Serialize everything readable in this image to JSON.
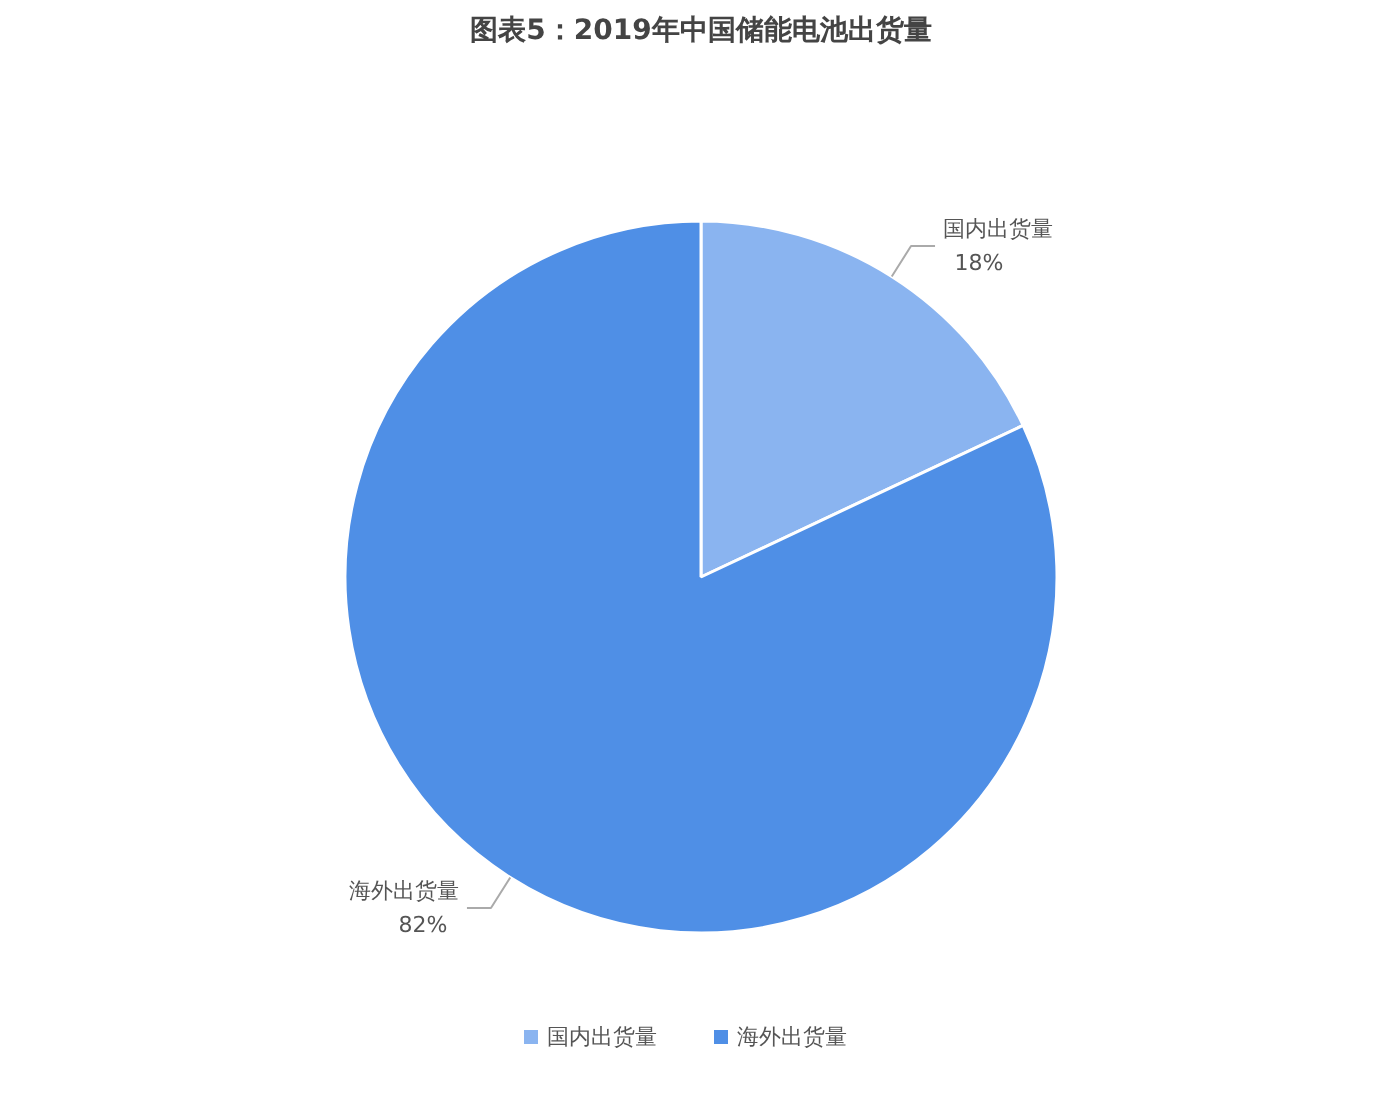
{
  "chart_data": {
    "type": "pie",
    "title": "图表5：2019年中国储能电池出货量",
    "categories": [
      "国内出货量",
      "海外出货量"
    ],
    "values": [
      18,
      82
    ],
    "value_labels": [
      "18%",
      "82%"
    ],
    "colors": [
      "#8ab4f0",
      "#4f8fe6"
    ],
    "legend": "bottom"
  }
}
==*==
# What you should do
Write the records out once more, exactly as they appear, with no pictures.

# Result
Serialize everything readable in this image to JSON.
{
  "chart_data": {
    "type": "pie",
    "title": "图表5：2019年中国储能电池出货量",
    "categories": [
      "国内出货量",
      "海外出货量"
    ],
    "values": [
      18,
      82
    ],
    "value_labels": [
      "18%",
      "82%"
    ],
    "colors": [
      "#8ab4f0",
      "#4f8fe6"
    ],
    "legend": "bottom"
  }
}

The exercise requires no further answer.